--- start of DATA TO PROCESS ---
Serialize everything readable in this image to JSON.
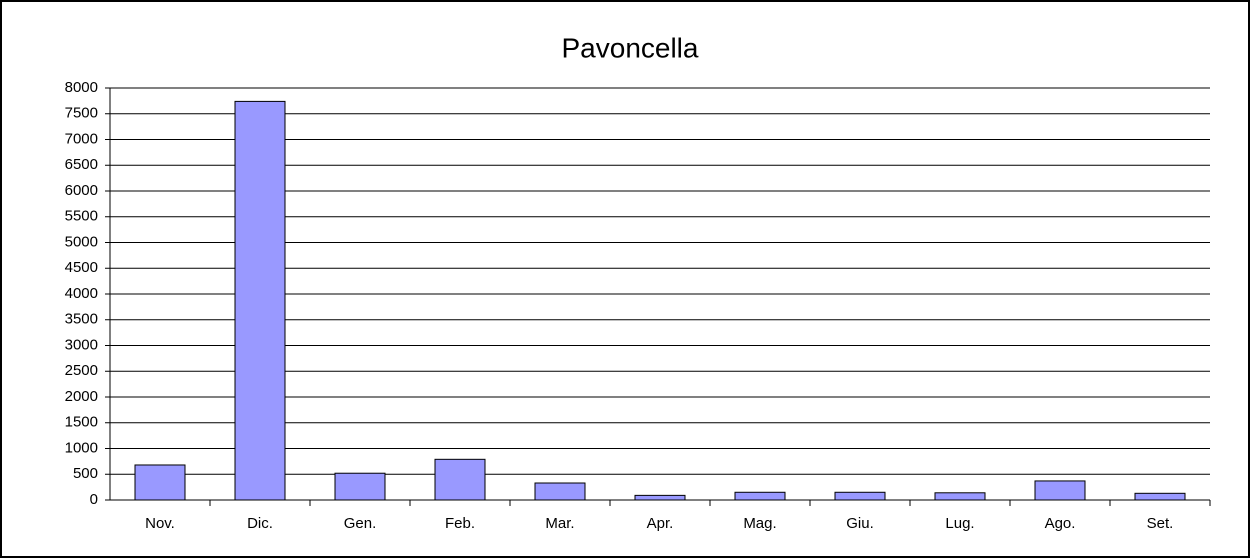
{
  "chart_data": {
    "type": "bar",
    "title": "Pavoncella",
    "categories": [
      "Nov.",
      "Dic.",
      "Gen.",
      "Feb.",
      "Mar.",
      "Apr.",
      "Mag.",
      "Giu.",
      "Lug.",
      "Ago.",
      "Set."
    ],
    "values": [
      680,
      7740,
      520,
      790,
      330,
      90,
      150,
      150,
      140,
      370,
      130
    ],
    "color": "#9999ff",
    "ylim": [
      0,
      8000
    ],
    "yticks": [
      0,
      500,
      1000,
      1500,
      2000,
      2500,
      3000,
      3500,
      4000,
      4500,
      5000,
      5500,
      6000,
      6500,
      7000,
      7500,
      8000
    ],
    "grid": true
  }
}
--- end of DATA TO PROCESS ---
▶ **WHAT THE EXERCISE ASKS**
Write the listing out a second time exactly, dropping all images.

▶ **THE OUTPUT**
Serialize everything readable in this image to JSON.
{
  "chart_data": {
    "type": "bar",
    "title": "Pavoncella",
    "categories": [
      "Nov.",
      "Dic.",
      "Gen.",
      "Feb.",
      "Mar.",
      "Apr.",
      "Mag.",
      "Giu.",
      "Lug.",
      "Ago.",
      "Set."
    ],
    "values": [
      680,
      7740,
      520,
      790,
      330,
      90,
      150,
      150,
      140,
      370,
      130
    ],
    "color": "#9999ff",
    "ylim": [
      0,
      8000
    ],
    "yticks": [
      0,
      500,
      1000,
      1500,
      2000,
      2500,
      3000,
      3500,
      4000,
      4500,
      5000,
      5500,
      6000,
      6500,
      7000,
      7500,
      8000
    ],
    "grid": true
  }
}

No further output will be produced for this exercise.